Directive :: What follows is a set of entries. Repeat them exactly, but not their pictures.

Material for this task ::
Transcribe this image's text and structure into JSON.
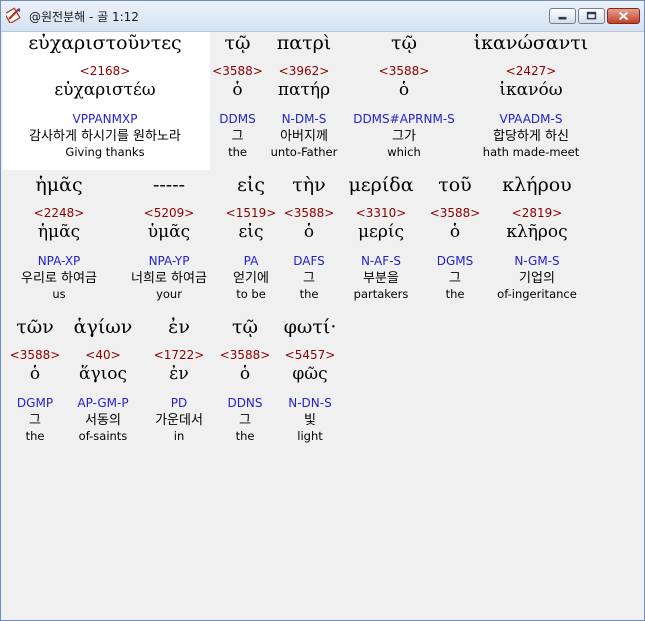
{
  "window": {
    "title": "@원전분해 - 골 1:12",
    "controls": {
      "minimize": "minimize",
      "maximize": "maximize",
      "close": "close"
    }
  },
  "verse": {
    "rows": [
      [
        {
          "greek": "εὐχαριστοῦντες",
          "strong": "<2168>",
          "lemma": "εὐχαριστέω",
          "parse": "VPPANMXP",
          "korean": "감사하게 하시기를 원하노라",
          "english": "Giving thanks"
        },
        {
          "greek": "τῷ",
          "strong": "<3588>",
          "lemma": "ὁ",
          "parse": "DDMS",
          "korean": "그",
          "english": "the"
        },
        {
          "greek": "πατρὶ",
          "strong": "<3962>",
          "lemma": "πατήρ",
          "parse": "N-DM-S",
          "korean": "아버지께",
          "english": "unto-Father"
        },
        {
          "greek": "τῷ",
          "strong": "<3588>",
          "lemma": "ὁ",
          "parse": "DDMS#APRNM-S",
          "korean": "그가",
          "english": "which"
        },
        {
          "greek": "ἱκανώσαντι",
          "strong": "<2427>",
          "lemma": "ἱκανόω",
          "parse": "VPAADM-S",
          "korean": "합당하게 하신",
          "english": "hath made-meet"
        }
      ],
      [
        {
          "greek": "ἡμᾶς",
          "strong": "<2248>",
          "lemma": "ἡμᾶς",
          "parse": "NPA-XP",
          "korean": "우리로 하여금",
          "english": "us"
        },
        {
          "greek": "-----",
          "strong": "<5209>",
          "lemma": "ὑμᾶς",
          "parse": "NPA-YP",
          "korean": "너희로 하여금",
          "english": "your"
        },
        {
          "greek": "εἰς",
          "strong": "<1519>",
          "lemma": "εἰς",
          "parse": "PA",
          "korean": "얻기에",
          "english": "to be"
        },
        {
          "greek": "τὴν",
          "strong": "<3588>",
          "lemma": "ὁ",
          "parse": "DAFS",
          "korean": "그",
          "english": "the"
        },
        {
          "greek": "μερίδα",
          "strong": "<3310>",
          "lemma": "μερίς",
          "parse": "N-AF-S",
          "korean": "부분을",
          "english": "partakers"
        },
        {
          "greek": "τοῦ",
          "strong": "<3588>",
          "lemma": "ὁ",
          "parse": "DGMS",
          "korean": "그",
          "english": "the"
        },
        {
          "greek": "κλήρου",
          "strong": "<2819>",
          "lemma": "κλῆρος",
          "parse": "N-GM-S",
          "korean": "기업의",
          "english": "of-ingeritance"
        }
      ],
      [
        {
          "greek": "τῶν",
          "strong": "<3588>",
          "lemma": "ὁ",
          "parse": "DGMP",
          "korean": "그",
          "english": "the"
        },
        {
          "greek": "ἁγίων",
          "strong": "<40>",
          "lemma": "ἅγιος",
          "parse": "AP-GM-P",
          "korean": "서동의",
          "english": "of-saints"
        },
        {
          "greek": "ἐν",
          "strong": "<1722>",
          "lemma": "ἐν",
          "parse": "PD",
          "korean": "가운데서",
          "english": "in"
        },
        {
          "greek": "τῷ",
          "strong": "<3588>",
          "lemma": "ὁ",
          "parse": "DDNS",
          "korean": "그",
          "english": "the"
        },
        {
          "greek": "φωτί·",
          "strong": "<5457>",
          "lemma": "φῶς",
          "parse": "N-DN-S",
          "korean": "빛",
          "english": "light"
        }
      ]
    ]
  }
}
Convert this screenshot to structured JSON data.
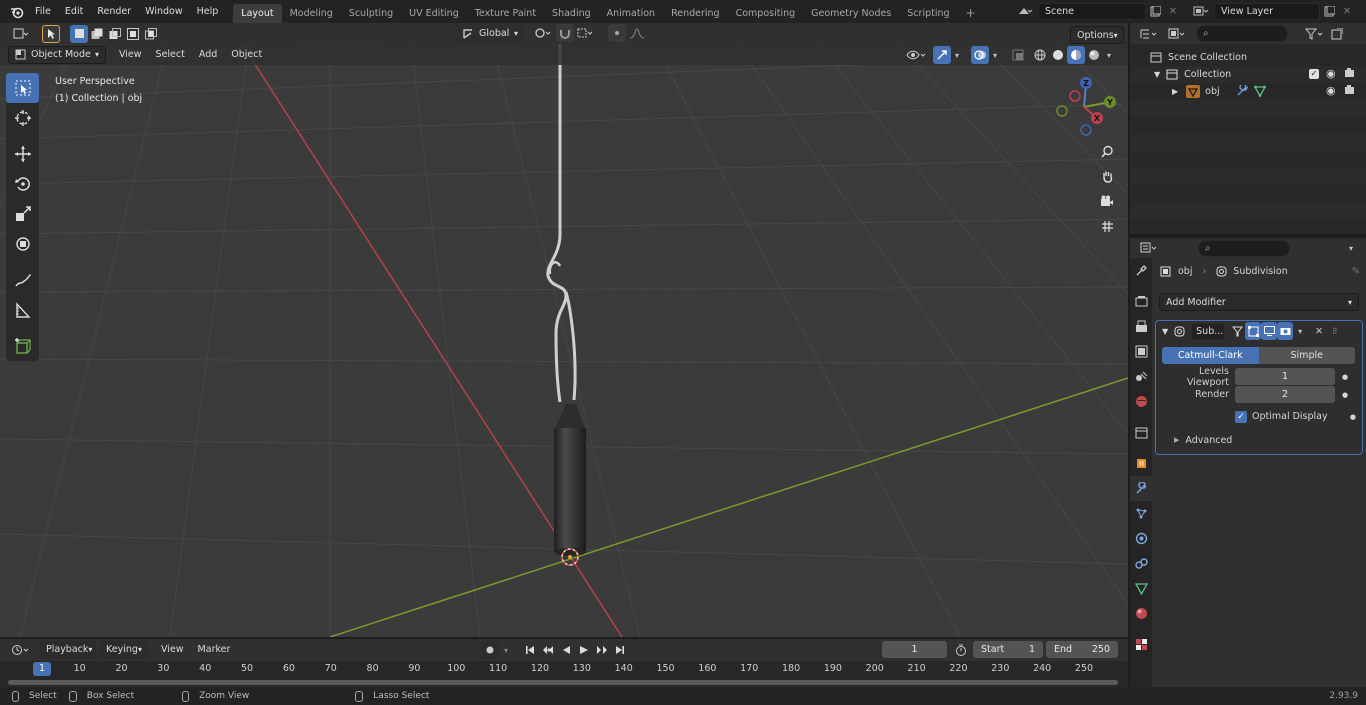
{
  "topbar": {
    "menus": [
      "File",
      "Edit",
      "Render",
      "Window",
      "Help"
    ],
    "workspaces": [
      "Layout",
      "Modeling",
      "Sculpting",
      "UV Editing",
      "Texture Paint",
      "Shading",
      "Animation",
      "Rendering",
      "Compositing",
      "Geometry Nodes",
      "Scripting"
    ],
    "active_workspace": "Layout",
    "scene_name": "Scene",
    "view_layer_name": "View Layer"
  },
  "viewport_header": {
    "mode": "Object Mode",
    "menus": [
      "View",
      "Select",
      "Add",
      "Object"
    ],
    "transform_orientation": "Global",
    "options_label": "Options"
  },
  "viewport": {
    "perspective_label": "User Perspective",
    "collection_label": "(1) Collection | obj",
    "gizmo_axes": {
      "x": "X",
      "y": "Y",
      "z": "Z"
    }
  },
  "outliner": {
    "root": "Scene Collection",
    "collection": "Collection",
    "object": "obj"
  },
  "properties": {
    "breadcrumb_object": "obj",
    "breadcrumb_modifier": "Subdivision",
    "add_modifier_label": "Add Modifier",
    "modifier_name": "Sub...",
    "algorithm_options": [
      "Catmull-Clark",
      "Simple"
    ],
    "active_algorithm": "Catmull-Clark",
    "levels_viewport_label": "Levels Viewport",
    "levels_viewport_value": "1",
    "render_label": "Render",
    "render_value": "2",
    "optimal_display_label": "Optimal Display",
    "optimal_display_checked": true,
    "advanced_label": "Advanced"
  },
  "timeline": {
    "menus": [
      "Playback",
      "Keying",
      "View",
      "Marker"
    ],
    "current_frame": "1",
    "start_label": "Start",
    "start_value": "1",
    "end_label": "End",
    "end_value": "250",
    "ruler_marks": [
      "1",
      "10",
      "20",
      "30",
      "40",
      "50",
      "60",
      "70",
      "80",
      "90",
      "100",
      "110",
      "120",
      "130",
      "140",
      "150",
      "160",
      "170",
      "180",
      "190",
      "200",
      "210",
      "220",
      "230",
      "240",
      "250"
    ]
  },
  "statusbar": {
    "select": "Select",
    "box_select": "Box Select",
    "zoom_view": "Zoom View",
    "lasso_select": "Lasso Select",
    "version": "2.93.9"
  },
  "colors": {
    "accent": "#4772b3",
    "x_axis": "#b3414b",
    "y_axis": "#7b9b2f",
    "bg_viewport": "#3b3b3b"
  }
}
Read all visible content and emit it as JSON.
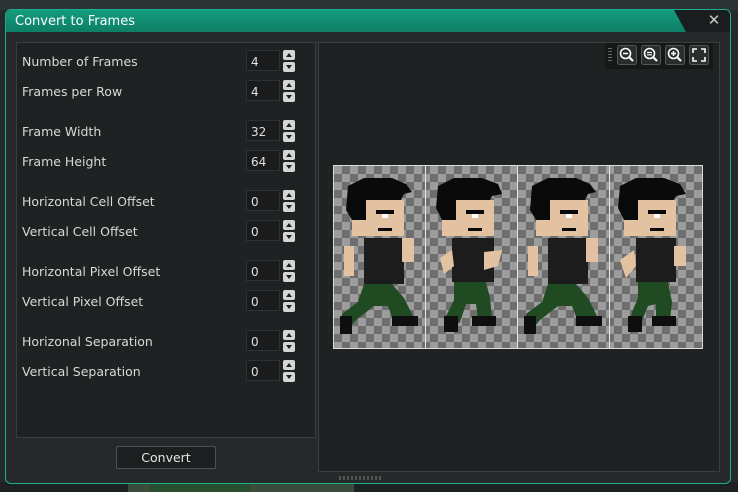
{
  "dialog": {
    "title": "Convert to Frames",
    "close_icon": "close-icon"
  },
  "fields": [
    {
      "label": "Number of Frames",
      "value": "4"
    },
    {
      "label": "Frames per Row",
      "value": "4"
    },
    {
      "label": "Frame Width",
      "value": "32"
    },
    {
      "label": "Frame Height",
      "value": "64"
    },
    {
      "label": "Horizontal Cell Offset",
      "value": "0"
    },
    {
      "label": "Vertical Cell Offset",
      "value": "0"
    },
    {
      "label": "Horizontal Pixel Offset",
      "value": "0"
    },
    {
      "label": "Vertical Pixel Offset",
      "value": "0"
    },
    {
      "label": "Horizonal Separation",
      "value": "0"
    },
    {
      "label": "Vertical Separation",
      "value": "0"
    }
  ],
  "actions": {
    "convert_label": "Convert"
  },
  "preview": {
    "toolbar_icons": [
      "zoom-out-icon",
      "zoom-reset-icon",
      "zoom-in-icon",
      "fit-screen-icon"
    ],
    "frame_count": 4
  },
  "colors": {
    "accent": "#129b7e",
    "hair": "#0a0a0a",
    "skin": "#e2c2a0",
    "shirt": "#1c1c1c",
    "pants": "#1f4a22"
  }
}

Response ::
Transcribe this image's text and structure into JSON.
{
  "window": {
    "title": "@원전분해 - 골 1:12",
    "controls": {
      "minimize": "minimize",
      "maximize": "maximize",
      "close": "close"
    }
  },
  "verse": {
    "rows": [
      [
        {
          "greek": "εὐχαριστοῦντες",
          "strong": "<2168>",
          "lemma": "εὐχαριστέω",
          "parse": "VPPANMXP",
          "korean": "감사하게 하시기를 원하노라",
          "english": "Giving thanks"
        },
        {
          "greek": "τῷ",
          "strong": "<3588>",
          "lemma": "ὁ",
          "parse": "DDMS",
          "korean": "그",
          "english": "the"
        },
        {
          "greek": "πατρὶ",
          "strong": "<3962>",
          "lemma": "πατήρ",
          "parse": "N-DM-S",
          "korean": "아버지께",
          "english": "unto-Father"
        },
        {
          "greek": "τῷ",
          "strong": "<3588>",
          "lemma": "ὁ",
          "parse": "DDMS#APRNM-S",
          "korean": "그가",
          "english": "which"
        },
        {
          "greek": "ἱκανώσαντι",
          "strong": "<2427>",
          "lemma": "ἱκανόω",
          "parse": "VPAADM-S",
          "korean": "합당하게 하신",
          "english": "hath made-meet"
        }
      ],
      [
        {
          "greek": "ἡμᾶς",
          "strong": "<2248>",
          "lemma": "ἡμᾶς",
          "parse": "NPA-XP",
          "korean": "우리로 하여금",
          "english": "us"
        },
        {
          "greek": "-----",
          "strong": "<5209>",
          "lemma": "ὑμᾶς",
          "parse": "NPA-YP",
          "korean": "너희로 하여금",
          "english": "your"
        },
        {
          "greek": "εἰς",
          "strong": "<1519>",
          "lemma": "εἰς",
          "parse": "PA",
          "korean": "얻기에",
          "english": "to be"
        },
        {
          "greek": "τὴν",
          "strong": "<3588>",
          "lemma": "ὁ",
          "parse": "DAFS",
          "korean": "그",
          "english": "the"
        },
        {
          "greek": "μερίδα",
          "strong": "<3310>",
          "lemma": "μερίς",
          "parse": "N-AF-S",
          "korean": "부분을",
          "english": "partakers"
        },
        {
          "greek": "τοῦ",
          "strong": "<3588>",
          "lemma": "ὁ",
          "parse": "DGMS",
          "korean": "그",
          "english": "the"
        },
        {
          "greek": "κλήρου",
          "strong": "<2819>",
          "lemma": "κλῆρος",
          "parse": "N-GM-S",
          "korean": "기업의",
          "english": "of-ingeritance"
        }
      ],
      [
        {
          "greek": "τῶν",
          "strong": "<3588>",
          "lemma": "ὁ",
          "parse": "DGMP",
          "korean": "그",
          "english": "the"
        },
        {
          "greek": "ἁγίων",
          "strong": "<40>",
          "lemma": "ἅγιος",
          "parse": "AP-GM-P",
          "korean": "서동의",
          "english": "of-saints"
        },
        {
          "greek": "ἐν",
          "strong": "<1722>",
          "lemma": "ἐν",
          "parse": "PD",
          "korean": "가운데서",
          "english": "in"
        },
        {
          "greek": "τῷ",
          "strong": "<3588>",
          "lemma": "ὁ",
          "parse": "DDNS",
          "korean": "그",
          "english": "the"
        },
        {
          "greek": "φωτί·",
          "strong": "<5457>",
          "lemma": "φῶς",
          "parse": "N-DN-S",
          "korean": "빛",
          "english": "light"
        }
      ]
    ]
  }
}
Convert this screenshot to structured JSON data.
{
  "topbar": {
    "menus": [
      "File",
      "Edit",
      "Render",
      "Window",
      "Help"
    ],
    "workspaces": [
      "Layout",
      "Modeling",
      "Sculpting",
      "UV Editing",
      "Texture Paint",
      "Shading",
      "Animation",
      "Rendering",
      "Compositing",
      "Geometry Nodes",
      "Scripting"
    ],
    "active_workspace": "Layout",
    "scene_name": "Scene",
    "view_layer_name": "View Layer"
  },
  "viewport_header": {
    "mode": "Object Mode",
    "menus": [
      "View",
      "Select",
      "Add",
      "Object"
    ],
    "transform_orientation": "Global",
    "options_label": "Options"
  },
  "viewport": {
    "perspective_label": "User Perspective",
    "collection_label": "(1) Collection | obj",
    "gizmo_axes": {
      "x": "X",
      "y": "Y",
      "z": "Z"
    }
  },
  "outliner": {
    "root": "Scene Collection",
    "collection": "Collection",
    "object": "obj"
  },
  "properties": {
    "breadcrumb_object": "obj",
    "breadcrumb_modifier": "Subdivision",
    "add_modifier_label": "Add Modifier",
    "modifier_name": "Sub...",
    "algorithm_options": [
      "Catmull-Clark",
      "Simple"
    ],
    "active_algorithm": "Catmull-Clark",
    "levels_viewport_label": "Levels Viewport",
    "levels_viewport_value": "1",
    "render_label": "Render",
    "render_value": "2",
    "optimal_display_label": "Optimal Display",
    "optimal_display_checked": true,
    "advanced_label": "Advanced"
  },
  "timeline": {
    "menus": [
      "Playback",
      "Keying",
      "View",
      "Marker"
    ],
    "current_frame": "1",
    "start_label": "Start",
    "start_value": "1",
    "end_label": "End",
    "end_value": "250",
    "ruler_marks": [
      "1",
      "10",
      "20",
      "30",
      "40",
      "50",
      "60",
      "70",
      "80",
      "90",
      "100",
      "110",
      "120",
      "130",
      "140",
      "150",
      "160",
      "170",
      "180",
      "190",
      "200",
      "210",
      "220",
      "230",
      "240",
      "250"
    ]
  },
  "statusbar": {
    "select": "Select",
    "box_select": "Box Select",
    "zoom_view": "Zoom View",
    "lasso_select": "Lasso Select",
    "version": "2.93.9"
  },
  "colors": {
    "accent": "#4772b3",
    "x_axis": "#b3414b",
    "y_axis": "#7b9b2f",
    "bg_viewport": "#3b3b3b"
  }
}
Read all visible content and emit it as JSON.
{
  "dialog": {
    "title": "Convert to Frames",
    "close_icon": "close-icon"
  },
  "fields": [
    {
      "label": "Number of Frames",
      "value": "4"
    },
    {
      "label": "Frames per Row",
      "value": "4"
    },
    {
      "label": "Frame Width",
      "value": "32"
    },
    {
      "label": "Frame Height",
      "value": "64"
    },
    {
      "label": "Horizontal Cell Offset",
      "value": "0"
    },
    {
      "label": "Vertical Cell Offset",
      "value": "0"
    },
    {
      "label": "Horizontal Pixel Offset",
      "value": "0"
    },
    {
      "label": "Vertical Pixel Offset",
      "value": "0"
    },
    {
      "label": "Horizonal Separation",
      "value": "0"
    },
    {
      "label": "Vertical Separation",
      "value": "0"
    }
  ],
  "actions": {
    "convert_label": "Convert"
  },
  "preview": {
    "toolbar_icons": [
      "zoom-out-icon",
      "zoom-reset-icon",
      "zoom-in-icon",
      "fit-screen-icon"
    ],
    "frame_count": 4
  },
  "colors": {
    "accent": "#129b7e",
    "hair": "#0a0a0a",
    "skin": "#e2c2a0",
    "shirt": "#1c1c1c",
    "pants": "#1f4a22"
  }
}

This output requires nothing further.